## Source data
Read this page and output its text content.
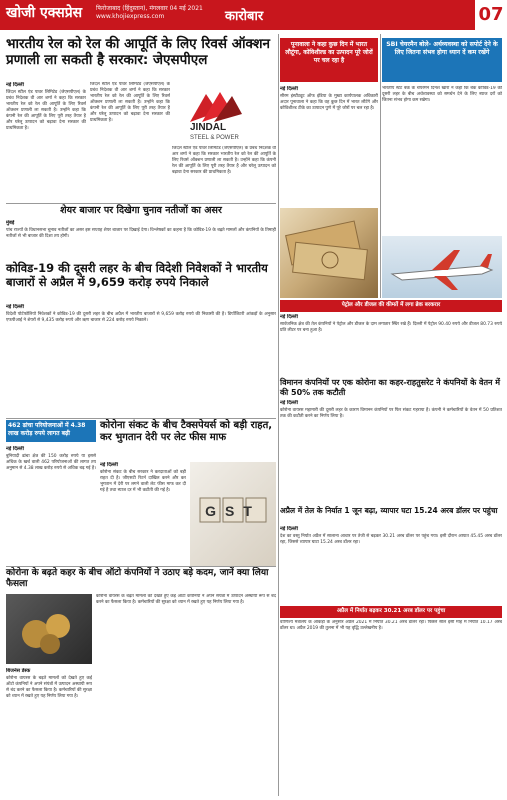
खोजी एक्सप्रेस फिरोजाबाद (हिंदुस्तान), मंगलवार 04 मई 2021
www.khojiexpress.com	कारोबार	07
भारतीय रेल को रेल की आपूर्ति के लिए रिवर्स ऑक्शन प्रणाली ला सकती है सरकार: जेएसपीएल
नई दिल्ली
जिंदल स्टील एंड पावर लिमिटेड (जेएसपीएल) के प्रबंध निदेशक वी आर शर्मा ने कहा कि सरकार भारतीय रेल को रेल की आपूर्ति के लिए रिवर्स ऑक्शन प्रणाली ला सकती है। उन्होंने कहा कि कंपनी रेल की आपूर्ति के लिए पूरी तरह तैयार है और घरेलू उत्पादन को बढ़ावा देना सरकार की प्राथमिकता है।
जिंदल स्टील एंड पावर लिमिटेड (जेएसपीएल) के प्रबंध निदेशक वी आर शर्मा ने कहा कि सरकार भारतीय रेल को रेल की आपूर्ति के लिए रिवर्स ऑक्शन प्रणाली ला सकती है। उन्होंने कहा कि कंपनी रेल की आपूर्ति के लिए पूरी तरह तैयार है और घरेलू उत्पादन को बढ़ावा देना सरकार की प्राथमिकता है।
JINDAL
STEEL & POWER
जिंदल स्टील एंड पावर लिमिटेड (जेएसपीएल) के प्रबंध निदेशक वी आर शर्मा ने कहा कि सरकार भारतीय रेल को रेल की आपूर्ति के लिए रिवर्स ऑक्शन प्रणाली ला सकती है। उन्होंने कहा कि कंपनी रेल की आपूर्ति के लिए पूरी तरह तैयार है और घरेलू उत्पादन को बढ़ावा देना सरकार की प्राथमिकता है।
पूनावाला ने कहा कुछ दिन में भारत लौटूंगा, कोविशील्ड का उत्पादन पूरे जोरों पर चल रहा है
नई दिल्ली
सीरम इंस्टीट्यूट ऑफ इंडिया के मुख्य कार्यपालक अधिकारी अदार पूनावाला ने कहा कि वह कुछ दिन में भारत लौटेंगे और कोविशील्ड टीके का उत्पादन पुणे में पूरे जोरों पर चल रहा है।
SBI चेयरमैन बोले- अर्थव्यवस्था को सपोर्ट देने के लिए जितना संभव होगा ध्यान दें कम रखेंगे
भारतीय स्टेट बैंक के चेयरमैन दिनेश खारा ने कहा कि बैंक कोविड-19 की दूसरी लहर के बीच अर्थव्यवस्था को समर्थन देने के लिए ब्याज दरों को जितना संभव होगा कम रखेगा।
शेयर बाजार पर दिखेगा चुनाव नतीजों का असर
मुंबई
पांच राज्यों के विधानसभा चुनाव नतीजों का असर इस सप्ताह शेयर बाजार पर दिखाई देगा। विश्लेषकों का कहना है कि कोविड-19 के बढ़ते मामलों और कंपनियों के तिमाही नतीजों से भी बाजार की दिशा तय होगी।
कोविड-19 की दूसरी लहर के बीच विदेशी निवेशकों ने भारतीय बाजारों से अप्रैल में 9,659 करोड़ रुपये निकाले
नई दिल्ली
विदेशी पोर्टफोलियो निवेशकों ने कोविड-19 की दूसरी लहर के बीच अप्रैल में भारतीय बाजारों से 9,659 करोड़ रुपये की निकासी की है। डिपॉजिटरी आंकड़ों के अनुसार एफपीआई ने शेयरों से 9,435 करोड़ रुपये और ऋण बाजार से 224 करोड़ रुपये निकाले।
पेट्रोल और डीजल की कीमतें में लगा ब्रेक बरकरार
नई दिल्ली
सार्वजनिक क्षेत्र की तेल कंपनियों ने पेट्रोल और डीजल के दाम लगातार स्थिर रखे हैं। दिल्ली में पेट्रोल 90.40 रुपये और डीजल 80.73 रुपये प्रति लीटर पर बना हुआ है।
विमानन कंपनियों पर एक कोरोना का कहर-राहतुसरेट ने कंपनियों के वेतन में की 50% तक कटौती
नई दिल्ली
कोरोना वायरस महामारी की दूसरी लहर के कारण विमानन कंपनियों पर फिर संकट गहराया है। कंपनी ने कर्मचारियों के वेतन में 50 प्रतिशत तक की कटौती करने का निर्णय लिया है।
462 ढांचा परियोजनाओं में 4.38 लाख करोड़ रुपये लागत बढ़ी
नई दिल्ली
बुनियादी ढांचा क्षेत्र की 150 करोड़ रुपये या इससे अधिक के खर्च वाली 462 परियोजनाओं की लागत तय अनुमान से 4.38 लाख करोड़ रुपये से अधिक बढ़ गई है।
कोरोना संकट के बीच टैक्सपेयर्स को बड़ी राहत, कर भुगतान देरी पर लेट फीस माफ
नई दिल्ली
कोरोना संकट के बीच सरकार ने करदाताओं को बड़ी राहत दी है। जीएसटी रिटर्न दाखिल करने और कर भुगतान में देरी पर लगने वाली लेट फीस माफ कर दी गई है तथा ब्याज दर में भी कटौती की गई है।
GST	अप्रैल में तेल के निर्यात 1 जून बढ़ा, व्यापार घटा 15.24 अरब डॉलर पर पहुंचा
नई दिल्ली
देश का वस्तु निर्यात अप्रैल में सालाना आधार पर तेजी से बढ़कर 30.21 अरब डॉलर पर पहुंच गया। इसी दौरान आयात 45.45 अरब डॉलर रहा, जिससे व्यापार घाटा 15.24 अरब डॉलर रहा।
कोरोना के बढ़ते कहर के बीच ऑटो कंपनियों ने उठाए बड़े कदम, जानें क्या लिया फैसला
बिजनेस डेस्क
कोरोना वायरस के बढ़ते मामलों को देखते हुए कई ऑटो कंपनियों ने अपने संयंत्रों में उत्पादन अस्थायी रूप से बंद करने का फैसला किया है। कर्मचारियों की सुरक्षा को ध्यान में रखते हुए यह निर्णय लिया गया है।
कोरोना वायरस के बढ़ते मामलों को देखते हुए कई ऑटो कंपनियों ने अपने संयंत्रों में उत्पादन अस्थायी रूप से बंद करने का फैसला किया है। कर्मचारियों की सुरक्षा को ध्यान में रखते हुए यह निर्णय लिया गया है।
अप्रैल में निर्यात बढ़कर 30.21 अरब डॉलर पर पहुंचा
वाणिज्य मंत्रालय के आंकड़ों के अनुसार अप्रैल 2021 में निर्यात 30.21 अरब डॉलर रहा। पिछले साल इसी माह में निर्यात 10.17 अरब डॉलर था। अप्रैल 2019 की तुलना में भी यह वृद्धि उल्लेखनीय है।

## Your instructions
Quote every record above exactly, leaving out any pictures.

## Solution for this task
Read this page and output its text content.
खोजी एक्सप्रेस फिरोजाबाद (हिंदुस्तान), मंगलवार 04 मई 2021
www.khojiexpress.com	कारोबार	07
भारतीय रेल को रेल की आपूर्ति के लिए रिवर्स ऑक्शन प्रणाली ला सकती है सरकार: जेएसपीएल
नई दिल्ली
जिंदल स्टील एंड पावर लिमिटेड (जेएसपीएल) के प्रबंध निदेशक वी आर शर्मा ने कहा कि सरकार भारतीय रेल को रेल की आपूर्ति के लिए रिवर्स ऑक्शन प्रणाली ला सकती है। उन्होंने कहा कि कंपनी रेल की आपूर्ति के लिए पूरी तरह तैयार है और घरेलू उत्पादन को बढ़ावा देना सरकार की प्राथमिकता है।
जिंदल स्टील एंड पावर लिमिटेड (जेएसपीएल) के प्रबंध निदेशक वी आर शर्मा ने कहा कि सरकार भारतीय रेल को रेल की आपूर्ति के लिए रिवर्स ऑक्शन प्रणाली ला सकती है। उन्होंने कहा कि कंपनी रेल की आपूर्ति के लिए पूरी तरह तैयार है और घरेलू उत्पादन को बढ़ावा देना सरकार की प्राथमिकता है।
JINDAL
STEEL & POWER
जिंदल स्टील एंड पावर लिमिटेड (जेएसपीएल) के प्रबंध निदेशक वी आर शर्मा ने कहा कि सरकार भारतीय रेल को रेल की आपूर्ति के लिए रिवर्स ऑक्शन प्रणाली ला सकती है। उन्होंने कहा कि कंपनी रेल की आपूर्ति के लिए पूरी तरह तैयार है और घरेलू उत्पादन को बढ़ावा देना सरकार की प्राथमिकता है।
पूनावाला ने कहा कुछ दिन में भारत लौटूंगा, कोविशील्ड का उत्पादन पूरे जोरों पर चल रहा है
नई दिल्ली
सीरम इंस्टीट्यूट ऑफ इंडिया के मुख्य कार्यपालक अधिकारी अदार पूनावाला ने कहा कि वह कुछ दिन में भारत लौटेंगे और कोविशील्ड टीके का उत्पादन पुणे में पूरे जोरों पर चल रहा है।
SBI चेयरमैन बोले- अर्थव्यवस्था को सपोर्ट देने के लिए जितना संभव होगा ध्यान दें कम रखेंगे
भारतीय स्टेट बैंक के चेयरमैन दिनेश खारा ने कहा कि बैंक कोविड-19 की दूसरी लहर के बीच अर्थव्यवस्था को समर्थन देने के लिए ब्याज दरों को जितना संभव होगा कम रखेगा।
शेयर बाजार पर दिखेगा चुनाव नतीजों का असर
मुंबई
पांच राज्यों के विधानसभा चुनाव नतीजों का असर इस सप्ताह शेयर बाजार पर दिखाई देगा। विश्लेषकों का कहना है कि कोविड-19 के बढ़ते मामलों और कंपनियों के तिमाही नतीजों से भी बाजार की दिशा तय होगी।
कोविड-19 की दूसरी लहर के बीच विदेशी निवेशकों ने भारतीय बाजारों से अप्रैल में 9,659 करोड़ रुपये निकाले
नई दिल्ली
विदेशी पोर्टफोलियो निवेशकों ने कोविड-19 की दूसरी लहर के बीच अप्रैल में भारतीय बाजारों से 9,659 करोड़ रुपये की निकासी की है। डिपॉजिटरी आंकड़ों के अनुसार एफपीआई ने शेयरों से 9,435 करोड़ रुपये और ऋण बाजार से 224 करोड़ रुपये निकाले।
पेट्रोल और डीजल की कीमतें में लगा ब्रेक बरकरार
नई दिल्ली
सार्वजनिक क्षेत्र की तेल कंपनियों ने पेट्रोल और डीजल के दाम लगातार स्थिर रखे हैं। दिल्ली में पेट्रोल 90.40 रुपये और डीजल 80.73 रुपये प्रति लीटर पर बना हुआ है।
विमानन कंपनियों पर एक कोरोना का कहर-राहतुसरेट ने कंपनियों के वेतन में की 50% तक कटौती
नई दिल्ली
कोरोना वायरस महामारी की दूसरी लहर के कारण विमानन कंपनियों पर फिर संकट गहराया है। कंपनी ने कर्मचारियों के वेतन में 50 प्रतिशत तक की कटौती करने का निर्णय लिया है।
462 ढांचा परियोजनाओं में 4.38 लाख करोड़ रुपये लागत बढ़ी
नई दिल्ली
बुनियादी ढांचा क्षेत्र की 150 करोड़ रुपये या इससे अधिक के खर्च वाली 462 परियोजनाओं की लागत तय अनुमान से 4.38 लाख करोड़ रुपये से अधिक बढ़ गई है।
कोरोना संकट के बीच टैक्सपेयर्स को बड़ी राहत, कर भुगतान देरी पर लेट फीस माफ
नई दिल्ली
कोरोना संकट के बीच सरकार ने करदाताओं को बड़ी राहत दी है। जीएसटी रिटर्न दाखिल करने और कर भुगतान में देरी पर लगने वाली लेट फीस माफ कर दी गई है तथा ब्याज दर में भी कटौती की गई है।
GST	अप्रैल में तेल के निर्यात 1 जून बढ़ा, व्यापार घटा 15.24 अरब डॉलर पर पहुंचा
नई दिल्ली
देश का वस्तु निर्यात अप्रैल में सालाना आधार पर तेजी से बढ़कर 30.21 अरब डॉलर पर पहुंच गया। इसी दौरान आयात 45.45 अरब डॉलर रहा, जिससे व्यापार घाटा 15.24 अरब डॉलर रहा।
कोरोना के बढ़ते कहर के बीच ऑटो कंपनियों ने उठाए बड़े कदम, जानें क्या लिया फैसला
बिजनेस डेस्क
कोरोना वायरस के बढ़ते मामलों को देखते हुए कई ऑटो कंपनियों ने अपने संयंत्रों में उत्पादन अस्थायी रूप से बंद करने का फैसला किया है। कर्मचारियों की सुरक्षा को ध्यान में रखते हुए यह निर्णय लिया गया है।
कोरोना वायरस के बढ़ते मामलों को देखते हुए कई ऑटो कंपनियों ने अपने संयंत्रों में उत्पादन अस्थायी रूप से बंद करने का फैसला किया है। कर्मचारियों की सुरक्षा को ध्यान में रखते हुए यह निर्णय लिया गया है।
अप्रैल में निर्यात बढ़कर 30.21 अरब डॉलर पर पहुंचा
वाणिज्य मंत्रालय के आंकड़ों के अनुसार अप्रैल 2021 में निर्यात 30.21 अरब डॉलर रहा। पिछले साल इसी माह में निर्यात 10.17 अरब डॉलर था। अप्रैल 2019 की तुलना में भी यह वृद्धि उल्लेखनीय है।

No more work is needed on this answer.